Your task: In the listing below, find every line containing "SRMTID" and copy it out.

Record excerpts:
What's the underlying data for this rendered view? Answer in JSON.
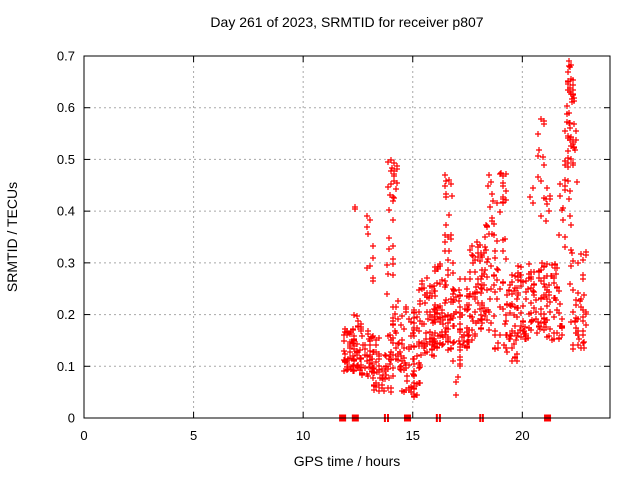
{
  "chart_data": {
    "type": "scatter",
    "title": "Day 261 of 2023, SRMTID for receiver p807",
    "xlabel": "GPS time / hours",
    "ylabel": "SRMTID / TECUs",
    "xlim": [
      0,
      24
    ],
    "ylim": [
      0,
      0.7
    ],
    "xticks": [
      0,
      5,
      10,
      15,
      20
    ],
    "yticks": [
      0,
      0.1,
      0.2,
      0.3,
      0.4,
      0.5,
      0.6,
      0.7
    ],
    "grid": true,
    "grid_color": "#a8a8a8",
    "marker": "plus",
    "marker_color": "#ff0000",
    "data_time_range_hours": [
      11.8,
      22.9
    ],
    "max_value_tecus": 0.69,
    "max_value_hour": 22.15,
    "clusters": [
      {
        "x0": 11.88,
        "x1": 12.28,
        "y0": 0.09,
        "y1": 0.18,
        "n": 40,
        "bias": 1.4
      },
      {
        "x0": 12.32,
        "x1": 12.62,
        "y0": 0.09,
        "y1": 0.2,
        "n": 40,
        "bias": 1.4
      },
      {
        "x0": 12.3,
        "x1": 12.5,
        "y0": 0.4,
        "y1": 0.425,
        "n": 2,
        "bias": 1
      },
      {
        "x0": 12.7,
        "x1": 13.15,
        "y0": 0.08,
        "y1": 0.17,
        "n": 35,
        "bias": 1.3
      },
      {
        "x0": 12.92,
        "x1": 13.18,
        "y0": 0.25,
        "y1": 0.42,
        "n": 10,
        "bias": 1
      },
      {
        "x0": 13.2,
        "x1": 13.6,
        "y0": 0.05,
        "y1": 0.16,
        "n": 35,
        "bias": 1.3
      },
      {
        "x0": 13.65,
        "x1": 14.0,
        "y0": 0.05,
        "y1": 0.13,
        "n": 20,
        "bias": 1.2
      },
      {
        "x0": 13.88,
        "x1": 14.28,
        "y0": 0.44,
        "y1": 0.51,
        "n": 16,
        "bias": 1
      },
      {
        "x0": 13.92,
        "x1": 14.1,
        "y0": 0.3,
        "y1": 0.44,
        "n": 10,
        "bias": 1
      },
      {
        "x0": 13.85,
        "x1": 14.22,
        "y0": 0.12,
        "y1": 0.3,
        "n": 16,
        "bias": 1.2
      },
      {
        "x0": 14.1,
        "x1": 14.45,
        "y0": 0.08,
        "y1": 0.25,
        "n": 25,
        "bias": 1.5
      },
      {
        "x0": 14.5,
        "x1": 15.05,
        "y0": 0.05,
        "y1": 0.22,
        "n": 45,
        "bias": 1.4
      },
      {
        "x0": 15.05,
        "x1": 15.3,
        "y0": 0.04,
        "y1": 0.2,
        "n": 22,
        "bias": 1.3
      },
      {
        "x0": 15.3,
        "x1": 16.0,
        "y0": 0.12,
        "y1": 0.27,
        "n": 70,
        "bias": 1.2
      },
      {
        "x0": 16.0,
        "x1": 16.85,
        "y0": 0.13,
        "y1": 0.3,
        "n": 80,
        "bias": 1.2
      },
      {
        "x0": 16.5,
        "x1": 16.75,
        "y0": 0.3,
        "y1": 0.47,
        "n": 18,
        "bias": 1
      },
      {
        "x0": 16.85,
        "x1": 17.15,
        "y0": 0.1,
        "y1": 0.25,
        "n": 25,
        "bias": 1.3
      },
      {
        "x0": 16.95,
        "x1": 17.1,
        "y0": 0.04,
        "y1": 0.08,
        "n": 3,
        "bias": 1
      },
      {
        "x0": 17.15,
        "x1": 17.6,
        "y0": 0.13,
        "y1": 0.27,
        "n": 35,
        "bias": 1.2
      },
      {
        "x0": 17.6,
        "x1": 18.1,
        "y0": 0.15,
        "y1": 0.35,
        "n": 45,
        "bias": 1.3
      },
      {
        "x0": 18.15,
        "x1": 18.7,
        "y0": 0.17,
        "y1": 0.38,
        "n": 50,
        "bias": 1.2
      },
      {
        "x0": 18.45,
        "x1": 18.65,
        "y0": 0.38,
        "y1": 0.49,
        "n": 8,
        "bias": 1
      },
      {
        "x0": 18.75,
        "x1": 19.25,
        "y0": 0.13,
        "y1": 0.48,
        "n": 45,
        "bias": 1.3
      },
      {
        "x0": 19.3,
        "x1": 19.75,
        "y0": 0.11,
        "y1": 0.28,
        "n": 40,
        "bias": 1.2
      },
      {
        "x0": 19.8,
        "x1": 20.4,
        "y0": 0.15,
        "y1": 0.3,
        "n": 48,
        "bias": 1.2
      },
      {
        "x0": 20.4,
        "x1": 21.0,
        "y0": 0.16,
        "y1": 0.3,
        "n": 40,
        "bias": 1.2
      },
      {
        "x0": 20.35,
        "x1": 21.25,
        "y0": 0.37,
        "y1": 0.48,
        "n": 14,
        "bias": 1
      },
      {
        "x0": 20.7,
        "x1": 21.05,
        "y0": 0.49,
        "y1": 0.58,
        "n": 8,
        "bias": 1
      },
      {
        "x0": 21.0,
        "x1": 21.8,
        "y0": 0.15,
        "y1": 0.3,
        "n": 60,
        "bias": 1.2
      },
      {
        "x0": 21.7,
        "x1": 21.95,
        "y0": 0.31,
        "y1": 0.47,
        "n": 10,
        "bias": 1
      },
      {
        "x0": 21.95,
        "x1": 22.45,
        "y0": 0.45,
        "y1": 0.56,
        "n": 26,
        "bias": 1
      },
      {
        "x0": 22.05,
        "x1": 22.35,
        "y0": 0.56,
        "y1": 0.62,
        "n": 12,
        "bias": 1
      },
      {
        "x0": 22.08,
        "x1": 22.3,
        "y0": 0.62,
        "y1": 0.67,
        "n": 14,
        "bias": 1
      },
      {
        "x0": 22.1,
        "x1": 22.25,
        "y0": 0.67,
        "y1": 0.695,
        "n": 5,
        "bias": 1
      },
      {
        "x0": 22.05,
        "x1": 22.3,
        "y0": 0.3,
        "y1": 0.45,
        "n": 6,
        "bias": 1
      },
      {
        "x0": 22.2,
        "x1": 22.9,
        "y0": 0.13,
        "y1": 0.33,
        "n": 45,
        "bias": 1.4
      }
    ],
    "zero_markers": [
      {
        "hour": 11.8,
        "type": "square"
      },
      {
        "hour": 12.38,
        "type": "square"
      },
      {
        "hour": 13.73,
        "type": "tick"
      },
      {
        "hour": 13.87,
        "type": "tick"
      },
      {
        "hour": 14.76,
        "type": "square"
      },
      {
        "hour": 16.1,
        "type": "tick"
      },
      {
        "hour": 16.24,
        "type": "tick"
      },
      {
        "hour": 18.08,
        "type": "tick"
      },
      {
        "hour": 18.2,
        "type": "tick"
      },
      {
        "hour": 21.15,
        "type": "square"
      }
    ]
  }
}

Full response:
    "title": "Day 261 of 2023, SRMTID for receiver p807",
    "ylabel": "SRMTID / TECUs",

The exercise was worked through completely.